## Requirement
Among the entries that follow, tally the lines with the string "heart". Give no more than the number.

===== Data shown =====

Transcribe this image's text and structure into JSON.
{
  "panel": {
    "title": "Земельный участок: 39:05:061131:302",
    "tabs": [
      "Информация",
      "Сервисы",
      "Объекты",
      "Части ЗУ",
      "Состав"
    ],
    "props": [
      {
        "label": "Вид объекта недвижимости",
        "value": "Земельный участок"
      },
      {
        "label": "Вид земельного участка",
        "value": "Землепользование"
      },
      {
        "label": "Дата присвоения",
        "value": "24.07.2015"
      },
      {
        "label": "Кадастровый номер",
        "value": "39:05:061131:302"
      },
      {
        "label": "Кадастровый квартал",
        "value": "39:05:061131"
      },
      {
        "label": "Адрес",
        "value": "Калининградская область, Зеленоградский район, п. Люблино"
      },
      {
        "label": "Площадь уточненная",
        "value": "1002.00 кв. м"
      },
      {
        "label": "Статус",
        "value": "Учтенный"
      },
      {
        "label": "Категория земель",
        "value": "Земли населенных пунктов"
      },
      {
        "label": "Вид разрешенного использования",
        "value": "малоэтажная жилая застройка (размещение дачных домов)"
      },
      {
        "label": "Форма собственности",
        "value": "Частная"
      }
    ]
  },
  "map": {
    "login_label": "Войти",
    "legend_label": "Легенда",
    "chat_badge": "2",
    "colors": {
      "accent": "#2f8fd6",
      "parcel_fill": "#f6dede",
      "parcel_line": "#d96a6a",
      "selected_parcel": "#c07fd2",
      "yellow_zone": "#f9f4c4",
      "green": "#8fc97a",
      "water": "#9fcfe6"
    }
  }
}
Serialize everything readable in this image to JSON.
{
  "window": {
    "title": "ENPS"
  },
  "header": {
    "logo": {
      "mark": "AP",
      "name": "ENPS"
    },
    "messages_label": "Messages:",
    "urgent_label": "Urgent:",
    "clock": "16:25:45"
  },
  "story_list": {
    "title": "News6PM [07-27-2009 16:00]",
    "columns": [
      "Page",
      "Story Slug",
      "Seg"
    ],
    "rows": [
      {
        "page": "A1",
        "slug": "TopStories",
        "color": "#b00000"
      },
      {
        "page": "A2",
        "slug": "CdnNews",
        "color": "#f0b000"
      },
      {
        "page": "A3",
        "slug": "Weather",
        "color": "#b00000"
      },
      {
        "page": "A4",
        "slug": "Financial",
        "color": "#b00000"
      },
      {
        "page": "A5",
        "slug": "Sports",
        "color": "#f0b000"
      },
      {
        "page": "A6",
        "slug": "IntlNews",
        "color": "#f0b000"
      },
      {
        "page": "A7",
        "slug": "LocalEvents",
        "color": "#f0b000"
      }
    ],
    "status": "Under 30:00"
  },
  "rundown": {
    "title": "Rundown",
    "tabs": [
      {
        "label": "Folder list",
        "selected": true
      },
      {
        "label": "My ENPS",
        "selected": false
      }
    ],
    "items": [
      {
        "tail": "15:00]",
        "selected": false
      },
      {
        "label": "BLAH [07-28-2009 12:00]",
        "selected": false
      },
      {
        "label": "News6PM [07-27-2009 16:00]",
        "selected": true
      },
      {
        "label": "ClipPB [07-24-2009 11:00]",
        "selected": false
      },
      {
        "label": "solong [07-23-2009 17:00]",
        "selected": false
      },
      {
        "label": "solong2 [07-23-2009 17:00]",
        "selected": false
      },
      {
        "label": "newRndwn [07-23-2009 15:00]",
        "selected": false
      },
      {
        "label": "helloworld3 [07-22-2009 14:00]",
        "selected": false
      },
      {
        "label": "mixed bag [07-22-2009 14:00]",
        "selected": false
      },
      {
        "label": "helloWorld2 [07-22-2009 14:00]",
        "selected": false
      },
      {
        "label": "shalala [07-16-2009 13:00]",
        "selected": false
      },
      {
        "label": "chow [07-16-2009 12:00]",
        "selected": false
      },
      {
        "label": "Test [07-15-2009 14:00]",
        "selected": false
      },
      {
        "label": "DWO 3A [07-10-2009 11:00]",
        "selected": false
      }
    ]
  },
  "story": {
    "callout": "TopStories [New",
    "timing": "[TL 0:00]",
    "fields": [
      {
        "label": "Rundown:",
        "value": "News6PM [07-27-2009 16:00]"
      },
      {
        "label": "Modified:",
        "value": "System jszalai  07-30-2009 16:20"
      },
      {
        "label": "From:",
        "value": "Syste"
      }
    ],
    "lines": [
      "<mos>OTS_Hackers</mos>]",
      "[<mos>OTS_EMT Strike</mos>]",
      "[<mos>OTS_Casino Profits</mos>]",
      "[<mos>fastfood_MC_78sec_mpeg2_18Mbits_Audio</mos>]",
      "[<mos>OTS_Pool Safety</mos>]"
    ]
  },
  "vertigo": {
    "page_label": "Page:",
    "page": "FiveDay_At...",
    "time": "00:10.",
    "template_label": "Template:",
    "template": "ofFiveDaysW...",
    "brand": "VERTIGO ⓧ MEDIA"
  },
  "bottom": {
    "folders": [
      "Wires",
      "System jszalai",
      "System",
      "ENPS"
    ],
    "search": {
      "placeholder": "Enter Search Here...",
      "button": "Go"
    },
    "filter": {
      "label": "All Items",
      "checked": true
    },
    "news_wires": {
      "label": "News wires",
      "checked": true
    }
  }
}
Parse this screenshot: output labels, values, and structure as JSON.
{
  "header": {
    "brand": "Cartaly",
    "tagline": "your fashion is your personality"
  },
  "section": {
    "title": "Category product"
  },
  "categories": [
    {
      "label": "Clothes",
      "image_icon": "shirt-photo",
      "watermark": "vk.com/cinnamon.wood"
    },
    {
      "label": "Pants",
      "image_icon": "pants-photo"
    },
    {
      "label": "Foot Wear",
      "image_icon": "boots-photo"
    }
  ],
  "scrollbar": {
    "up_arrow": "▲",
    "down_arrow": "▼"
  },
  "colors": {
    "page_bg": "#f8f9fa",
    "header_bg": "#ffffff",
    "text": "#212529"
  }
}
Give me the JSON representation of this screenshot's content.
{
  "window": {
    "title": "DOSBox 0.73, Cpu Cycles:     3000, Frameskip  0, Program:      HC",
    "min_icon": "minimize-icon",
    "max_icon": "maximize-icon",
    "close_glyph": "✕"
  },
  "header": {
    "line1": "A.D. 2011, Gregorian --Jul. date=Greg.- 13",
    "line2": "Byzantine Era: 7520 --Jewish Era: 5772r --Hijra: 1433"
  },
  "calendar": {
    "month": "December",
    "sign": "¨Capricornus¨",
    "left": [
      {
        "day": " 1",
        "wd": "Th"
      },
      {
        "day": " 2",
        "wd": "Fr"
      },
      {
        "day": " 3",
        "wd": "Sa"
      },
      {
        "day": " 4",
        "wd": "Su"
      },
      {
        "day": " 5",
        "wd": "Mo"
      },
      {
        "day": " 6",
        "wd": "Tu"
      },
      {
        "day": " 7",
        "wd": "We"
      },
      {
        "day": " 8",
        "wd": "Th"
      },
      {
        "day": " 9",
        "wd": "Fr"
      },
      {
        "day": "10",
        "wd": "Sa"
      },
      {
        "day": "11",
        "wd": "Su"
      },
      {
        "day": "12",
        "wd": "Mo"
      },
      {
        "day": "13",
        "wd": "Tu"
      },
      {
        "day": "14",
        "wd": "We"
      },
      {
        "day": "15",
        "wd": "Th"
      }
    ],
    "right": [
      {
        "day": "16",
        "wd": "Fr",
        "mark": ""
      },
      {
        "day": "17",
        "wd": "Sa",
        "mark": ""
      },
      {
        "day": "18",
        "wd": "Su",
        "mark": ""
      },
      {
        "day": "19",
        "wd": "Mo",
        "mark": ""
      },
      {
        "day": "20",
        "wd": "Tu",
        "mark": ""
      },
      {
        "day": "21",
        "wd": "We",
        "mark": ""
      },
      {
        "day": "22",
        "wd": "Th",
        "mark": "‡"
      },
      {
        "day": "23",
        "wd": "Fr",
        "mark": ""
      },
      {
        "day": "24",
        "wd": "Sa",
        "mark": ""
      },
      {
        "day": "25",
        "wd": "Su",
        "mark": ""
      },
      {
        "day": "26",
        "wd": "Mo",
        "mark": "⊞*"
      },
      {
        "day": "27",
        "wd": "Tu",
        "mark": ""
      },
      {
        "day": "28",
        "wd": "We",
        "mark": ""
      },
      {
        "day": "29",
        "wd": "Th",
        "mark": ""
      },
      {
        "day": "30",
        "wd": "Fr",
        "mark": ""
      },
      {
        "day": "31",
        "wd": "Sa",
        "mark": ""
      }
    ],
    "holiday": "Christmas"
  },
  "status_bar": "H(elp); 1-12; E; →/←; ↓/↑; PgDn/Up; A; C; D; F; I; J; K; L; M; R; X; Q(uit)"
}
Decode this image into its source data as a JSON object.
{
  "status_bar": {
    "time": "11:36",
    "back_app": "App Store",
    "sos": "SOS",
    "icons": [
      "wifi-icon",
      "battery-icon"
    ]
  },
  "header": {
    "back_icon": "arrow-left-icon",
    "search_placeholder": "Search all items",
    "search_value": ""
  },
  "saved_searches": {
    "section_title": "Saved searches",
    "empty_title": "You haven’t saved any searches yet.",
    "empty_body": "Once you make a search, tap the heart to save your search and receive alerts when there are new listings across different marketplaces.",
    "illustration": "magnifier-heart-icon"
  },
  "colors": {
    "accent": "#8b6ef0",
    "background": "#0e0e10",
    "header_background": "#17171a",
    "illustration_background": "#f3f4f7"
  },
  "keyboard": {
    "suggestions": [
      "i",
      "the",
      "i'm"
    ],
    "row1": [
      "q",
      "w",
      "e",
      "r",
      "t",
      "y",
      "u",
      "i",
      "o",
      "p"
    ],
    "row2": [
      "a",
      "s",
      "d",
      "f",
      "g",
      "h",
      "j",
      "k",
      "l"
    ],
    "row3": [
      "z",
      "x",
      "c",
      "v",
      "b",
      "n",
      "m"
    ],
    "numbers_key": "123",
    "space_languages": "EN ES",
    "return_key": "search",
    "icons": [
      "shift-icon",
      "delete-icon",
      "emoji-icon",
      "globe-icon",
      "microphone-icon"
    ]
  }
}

=====

## Complete answer
2